WORK TO DO: Look through the data below and say how many of its lines contain "Bolt", adding nothing else.

MATERIAL SHOWN:
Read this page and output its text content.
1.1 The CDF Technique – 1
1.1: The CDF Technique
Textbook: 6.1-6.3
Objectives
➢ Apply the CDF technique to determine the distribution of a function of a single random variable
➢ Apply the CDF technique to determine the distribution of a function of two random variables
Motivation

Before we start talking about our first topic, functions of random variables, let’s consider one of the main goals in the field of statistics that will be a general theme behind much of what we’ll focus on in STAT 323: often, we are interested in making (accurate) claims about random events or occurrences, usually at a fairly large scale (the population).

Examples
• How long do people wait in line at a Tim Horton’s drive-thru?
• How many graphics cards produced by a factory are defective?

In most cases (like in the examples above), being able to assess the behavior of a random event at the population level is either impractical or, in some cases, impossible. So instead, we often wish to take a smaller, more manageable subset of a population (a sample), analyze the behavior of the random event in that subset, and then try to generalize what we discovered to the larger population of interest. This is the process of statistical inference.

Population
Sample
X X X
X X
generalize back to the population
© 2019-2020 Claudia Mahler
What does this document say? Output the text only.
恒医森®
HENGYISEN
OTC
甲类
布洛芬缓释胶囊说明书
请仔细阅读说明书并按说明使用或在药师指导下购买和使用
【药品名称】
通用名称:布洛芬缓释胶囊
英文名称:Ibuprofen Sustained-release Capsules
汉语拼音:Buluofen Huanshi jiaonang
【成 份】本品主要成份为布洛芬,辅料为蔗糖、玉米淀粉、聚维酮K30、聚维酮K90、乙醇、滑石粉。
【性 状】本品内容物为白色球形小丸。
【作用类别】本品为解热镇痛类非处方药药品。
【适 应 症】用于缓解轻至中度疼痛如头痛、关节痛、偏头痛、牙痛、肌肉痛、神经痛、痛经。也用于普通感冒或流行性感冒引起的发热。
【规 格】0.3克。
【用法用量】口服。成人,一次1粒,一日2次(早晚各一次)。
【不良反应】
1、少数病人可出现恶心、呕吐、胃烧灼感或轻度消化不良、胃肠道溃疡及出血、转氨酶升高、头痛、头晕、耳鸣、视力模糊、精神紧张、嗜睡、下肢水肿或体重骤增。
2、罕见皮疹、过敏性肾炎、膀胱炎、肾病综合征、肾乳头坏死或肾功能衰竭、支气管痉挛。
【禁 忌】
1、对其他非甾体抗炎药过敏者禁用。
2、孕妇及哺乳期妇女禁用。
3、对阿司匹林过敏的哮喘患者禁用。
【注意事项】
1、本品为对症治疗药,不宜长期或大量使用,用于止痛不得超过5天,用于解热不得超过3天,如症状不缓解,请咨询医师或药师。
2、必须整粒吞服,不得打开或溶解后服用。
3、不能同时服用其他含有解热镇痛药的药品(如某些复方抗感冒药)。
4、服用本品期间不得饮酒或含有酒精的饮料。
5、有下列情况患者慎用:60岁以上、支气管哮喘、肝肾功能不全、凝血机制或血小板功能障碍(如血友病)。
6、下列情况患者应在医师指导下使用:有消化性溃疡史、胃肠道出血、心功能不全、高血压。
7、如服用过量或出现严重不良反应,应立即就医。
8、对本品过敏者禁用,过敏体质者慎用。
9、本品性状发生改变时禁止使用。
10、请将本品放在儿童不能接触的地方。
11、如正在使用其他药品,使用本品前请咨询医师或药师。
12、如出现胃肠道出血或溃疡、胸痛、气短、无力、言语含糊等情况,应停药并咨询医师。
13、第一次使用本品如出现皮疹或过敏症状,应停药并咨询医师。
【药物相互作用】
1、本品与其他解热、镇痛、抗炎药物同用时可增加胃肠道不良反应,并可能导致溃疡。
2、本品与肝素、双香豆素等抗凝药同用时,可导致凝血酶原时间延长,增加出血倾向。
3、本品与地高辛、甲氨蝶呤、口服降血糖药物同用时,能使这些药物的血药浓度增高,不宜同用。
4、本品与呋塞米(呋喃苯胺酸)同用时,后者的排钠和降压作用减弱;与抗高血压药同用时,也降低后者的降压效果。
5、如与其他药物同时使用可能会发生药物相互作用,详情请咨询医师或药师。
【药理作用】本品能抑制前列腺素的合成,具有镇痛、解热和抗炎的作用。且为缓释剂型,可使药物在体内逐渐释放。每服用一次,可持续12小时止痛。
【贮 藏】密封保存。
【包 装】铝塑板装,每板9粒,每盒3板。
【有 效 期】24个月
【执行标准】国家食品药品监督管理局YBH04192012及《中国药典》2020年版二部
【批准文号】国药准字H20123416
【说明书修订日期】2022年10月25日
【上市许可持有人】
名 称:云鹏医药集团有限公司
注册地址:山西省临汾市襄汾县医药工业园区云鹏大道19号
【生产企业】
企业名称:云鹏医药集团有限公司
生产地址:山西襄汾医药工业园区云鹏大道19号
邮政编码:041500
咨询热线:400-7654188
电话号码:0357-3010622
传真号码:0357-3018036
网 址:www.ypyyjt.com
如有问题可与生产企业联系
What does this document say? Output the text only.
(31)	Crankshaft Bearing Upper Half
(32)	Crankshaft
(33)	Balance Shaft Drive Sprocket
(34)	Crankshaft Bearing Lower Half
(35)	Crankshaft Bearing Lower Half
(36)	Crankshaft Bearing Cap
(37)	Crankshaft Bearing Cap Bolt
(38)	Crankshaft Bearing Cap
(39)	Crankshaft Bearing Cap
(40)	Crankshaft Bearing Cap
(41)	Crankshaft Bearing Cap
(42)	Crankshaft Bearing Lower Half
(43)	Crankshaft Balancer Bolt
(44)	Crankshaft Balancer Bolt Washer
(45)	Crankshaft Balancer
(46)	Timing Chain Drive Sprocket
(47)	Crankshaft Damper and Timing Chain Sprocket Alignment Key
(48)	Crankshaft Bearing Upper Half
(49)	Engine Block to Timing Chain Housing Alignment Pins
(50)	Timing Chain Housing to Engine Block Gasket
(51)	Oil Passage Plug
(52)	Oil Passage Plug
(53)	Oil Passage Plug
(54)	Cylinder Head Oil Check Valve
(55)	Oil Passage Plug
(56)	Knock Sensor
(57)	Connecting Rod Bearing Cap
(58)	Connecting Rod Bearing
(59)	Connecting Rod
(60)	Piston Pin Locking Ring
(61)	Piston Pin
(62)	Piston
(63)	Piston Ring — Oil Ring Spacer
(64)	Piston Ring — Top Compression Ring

EXERCISE OUTPUT: 3